Objective: Wherever the string "content" appears in the listing, copy that line.

Saved data entries:
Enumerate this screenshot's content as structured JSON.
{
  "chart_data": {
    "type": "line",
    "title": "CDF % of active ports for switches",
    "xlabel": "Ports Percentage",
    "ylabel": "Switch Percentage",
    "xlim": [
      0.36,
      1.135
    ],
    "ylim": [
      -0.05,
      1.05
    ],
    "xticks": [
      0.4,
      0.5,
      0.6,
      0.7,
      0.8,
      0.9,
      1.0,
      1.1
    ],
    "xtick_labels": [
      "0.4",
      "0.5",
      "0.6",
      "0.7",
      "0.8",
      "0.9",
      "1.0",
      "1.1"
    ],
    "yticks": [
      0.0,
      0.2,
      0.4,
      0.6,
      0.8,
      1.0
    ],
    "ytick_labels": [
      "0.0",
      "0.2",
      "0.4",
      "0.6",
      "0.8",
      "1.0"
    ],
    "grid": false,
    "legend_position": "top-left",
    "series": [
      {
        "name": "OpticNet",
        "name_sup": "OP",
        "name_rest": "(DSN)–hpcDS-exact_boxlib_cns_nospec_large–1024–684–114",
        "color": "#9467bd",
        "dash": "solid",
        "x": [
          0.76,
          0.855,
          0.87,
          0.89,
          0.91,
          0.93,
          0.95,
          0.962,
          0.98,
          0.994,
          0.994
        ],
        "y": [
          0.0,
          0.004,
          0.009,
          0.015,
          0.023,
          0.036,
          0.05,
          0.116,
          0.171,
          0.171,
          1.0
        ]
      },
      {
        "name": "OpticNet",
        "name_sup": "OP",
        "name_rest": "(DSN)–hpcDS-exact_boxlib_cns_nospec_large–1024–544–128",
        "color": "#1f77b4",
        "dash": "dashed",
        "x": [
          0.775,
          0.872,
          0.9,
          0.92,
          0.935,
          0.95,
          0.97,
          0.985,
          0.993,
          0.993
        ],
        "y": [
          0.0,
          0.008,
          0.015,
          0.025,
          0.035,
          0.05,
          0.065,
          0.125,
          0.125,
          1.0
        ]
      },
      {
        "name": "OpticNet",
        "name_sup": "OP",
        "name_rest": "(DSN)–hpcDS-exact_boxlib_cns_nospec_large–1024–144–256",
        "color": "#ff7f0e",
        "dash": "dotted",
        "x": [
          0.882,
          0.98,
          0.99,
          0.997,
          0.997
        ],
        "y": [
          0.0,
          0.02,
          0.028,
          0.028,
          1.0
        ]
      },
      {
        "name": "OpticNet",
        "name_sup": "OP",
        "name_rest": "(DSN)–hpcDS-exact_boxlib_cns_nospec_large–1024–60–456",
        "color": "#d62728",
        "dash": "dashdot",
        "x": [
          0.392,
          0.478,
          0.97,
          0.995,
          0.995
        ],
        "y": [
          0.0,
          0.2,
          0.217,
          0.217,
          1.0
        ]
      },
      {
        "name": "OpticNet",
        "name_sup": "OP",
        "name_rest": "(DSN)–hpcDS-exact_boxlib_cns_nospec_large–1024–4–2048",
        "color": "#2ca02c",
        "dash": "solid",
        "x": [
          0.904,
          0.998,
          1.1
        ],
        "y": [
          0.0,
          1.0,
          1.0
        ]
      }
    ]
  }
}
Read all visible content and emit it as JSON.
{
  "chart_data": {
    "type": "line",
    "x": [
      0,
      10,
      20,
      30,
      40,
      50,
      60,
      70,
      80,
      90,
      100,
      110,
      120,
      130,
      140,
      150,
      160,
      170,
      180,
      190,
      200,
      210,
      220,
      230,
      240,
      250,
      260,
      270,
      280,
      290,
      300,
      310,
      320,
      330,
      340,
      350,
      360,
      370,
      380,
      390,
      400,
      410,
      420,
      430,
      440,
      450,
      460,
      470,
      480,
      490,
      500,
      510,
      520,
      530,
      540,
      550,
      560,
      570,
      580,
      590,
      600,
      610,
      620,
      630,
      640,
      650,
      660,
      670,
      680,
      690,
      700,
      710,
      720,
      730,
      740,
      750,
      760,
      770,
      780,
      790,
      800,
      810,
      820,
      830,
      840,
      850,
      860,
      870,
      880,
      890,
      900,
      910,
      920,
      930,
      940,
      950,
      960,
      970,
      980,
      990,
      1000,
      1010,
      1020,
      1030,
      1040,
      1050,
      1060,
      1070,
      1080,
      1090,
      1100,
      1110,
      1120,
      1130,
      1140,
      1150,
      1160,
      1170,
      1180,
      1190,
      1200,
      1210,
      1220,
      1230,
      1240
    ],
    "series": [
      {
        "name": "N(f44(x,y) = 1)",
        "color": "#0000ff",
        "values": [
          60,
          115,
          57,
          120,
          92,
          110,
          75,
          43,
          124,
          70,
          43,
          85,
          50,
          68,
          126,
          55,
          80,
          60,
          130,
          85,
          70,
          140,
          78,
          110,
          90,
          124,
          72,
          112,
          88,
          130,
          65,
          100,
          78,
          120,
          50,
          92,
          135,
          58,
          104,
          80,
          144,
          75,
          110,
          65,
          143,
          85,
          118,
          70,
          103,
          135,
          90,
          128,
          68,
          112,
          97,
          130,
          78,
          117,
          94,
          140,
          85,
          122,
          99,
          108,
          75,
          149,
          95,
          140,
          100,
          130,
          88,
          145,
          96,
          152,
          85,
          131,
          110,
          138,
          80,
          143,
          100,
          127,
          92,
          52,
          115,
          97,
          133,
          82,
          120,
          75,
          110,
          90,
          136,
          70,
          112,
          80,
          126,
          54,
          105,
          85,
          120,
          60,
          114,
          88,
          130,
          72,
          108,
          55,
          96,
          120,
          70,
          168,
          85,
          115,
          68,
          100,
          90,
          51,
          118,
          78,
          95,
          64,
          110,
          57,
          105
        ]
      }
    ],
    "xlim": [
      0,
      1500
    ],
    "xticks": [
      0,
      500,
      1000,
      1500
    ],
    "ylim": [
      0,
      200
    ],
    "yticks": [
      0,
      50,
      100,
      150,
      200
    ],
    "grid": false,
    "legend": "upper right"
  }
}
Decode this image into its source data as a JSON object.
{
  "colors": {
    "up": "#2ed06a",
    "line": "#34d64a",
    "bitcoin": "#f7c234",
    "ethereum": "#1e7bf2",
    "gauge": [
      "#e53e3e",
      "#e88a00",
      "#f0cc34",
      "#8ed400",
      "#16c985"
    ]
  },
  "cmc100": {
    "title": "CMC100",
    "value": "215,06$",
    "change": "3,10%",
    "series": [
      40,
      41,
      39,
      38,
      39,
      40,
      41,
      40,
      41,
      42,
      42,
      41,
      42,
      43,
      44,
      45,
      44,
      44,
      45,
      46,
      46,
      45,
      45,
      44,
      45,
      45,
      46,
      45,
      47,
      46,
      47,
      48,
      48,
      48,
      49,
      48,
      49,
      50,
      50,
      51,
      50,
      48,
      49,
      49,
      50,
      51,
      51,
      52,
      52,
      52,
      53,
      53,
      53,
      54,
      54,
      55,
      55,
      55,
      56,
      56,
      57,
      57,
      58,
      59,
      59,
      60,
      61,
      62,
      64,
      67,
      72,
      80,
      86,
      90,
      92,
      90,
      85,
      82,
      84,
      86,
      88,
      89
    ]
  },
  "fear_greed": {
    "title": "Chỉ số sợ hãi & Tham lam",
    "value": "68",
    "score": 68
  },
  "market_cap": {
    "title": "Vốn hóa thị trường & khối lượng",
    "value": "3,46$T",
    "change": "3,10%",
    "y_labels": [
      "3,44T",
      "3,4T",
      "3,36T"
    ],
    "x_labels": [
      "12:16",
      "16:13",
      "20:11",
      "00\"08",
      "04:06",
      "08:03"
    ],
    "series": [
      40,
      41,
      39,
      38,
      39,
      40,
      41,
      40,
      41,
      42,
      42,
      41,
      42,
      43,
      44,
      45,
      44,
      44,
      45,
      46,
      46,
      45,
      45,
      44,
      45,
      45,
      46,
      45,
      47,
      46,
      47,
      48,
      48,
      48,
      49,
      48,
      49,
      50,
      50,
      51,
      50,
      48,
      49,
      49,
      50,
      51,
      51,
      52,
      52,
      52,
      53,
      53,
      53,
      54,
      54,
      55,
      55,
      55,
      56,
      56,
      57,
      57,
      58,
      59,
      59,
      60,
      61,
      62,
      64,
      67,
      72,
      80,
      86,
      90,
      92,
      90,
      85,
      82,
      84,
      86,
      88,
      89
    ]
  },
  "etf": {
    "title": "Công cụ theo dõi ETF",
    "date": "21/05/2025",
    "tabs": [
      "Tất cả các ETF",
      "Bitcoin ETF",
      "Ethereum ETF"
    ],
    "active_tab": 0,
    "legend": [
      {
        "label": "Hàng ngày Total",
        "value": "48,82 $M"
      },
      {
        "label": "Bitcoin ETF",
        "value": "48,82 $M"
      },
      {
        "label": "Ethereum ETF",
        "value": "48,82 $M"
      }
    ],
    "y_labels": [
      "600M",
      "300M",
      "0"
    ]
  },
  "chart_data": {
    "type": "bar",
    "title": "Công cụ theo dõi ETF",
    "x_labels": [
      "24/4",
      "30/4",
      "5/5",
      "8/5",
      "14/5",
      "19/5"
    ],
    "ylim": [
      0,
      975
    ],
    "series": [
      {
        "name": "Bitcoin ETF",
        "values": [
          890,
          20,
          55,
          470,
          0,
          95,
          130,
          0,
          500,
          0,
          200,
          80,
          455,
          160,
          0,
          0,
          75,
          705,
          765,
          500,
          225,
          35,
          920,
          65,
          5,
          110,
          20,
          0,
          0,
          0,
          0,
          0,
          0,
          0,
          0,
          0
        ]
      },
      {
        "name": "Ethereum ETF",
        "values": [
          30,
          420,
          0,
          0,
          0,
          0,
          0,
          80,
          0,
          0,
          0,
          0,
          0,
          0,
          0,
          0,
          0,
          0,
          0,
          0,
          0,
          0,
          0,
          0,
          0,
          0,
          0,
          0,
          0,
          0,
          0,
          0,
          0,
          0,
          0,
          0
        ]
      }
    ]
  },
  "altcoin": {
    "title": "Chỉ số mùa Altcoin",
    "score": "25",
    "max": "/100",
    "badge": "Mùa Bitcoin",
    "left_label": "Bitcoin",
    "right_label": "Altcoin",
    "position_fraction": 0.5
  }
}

Output for this task:
Enumerate this screenshot's content as structured JSON.
Read all visible content and emit it as JSON.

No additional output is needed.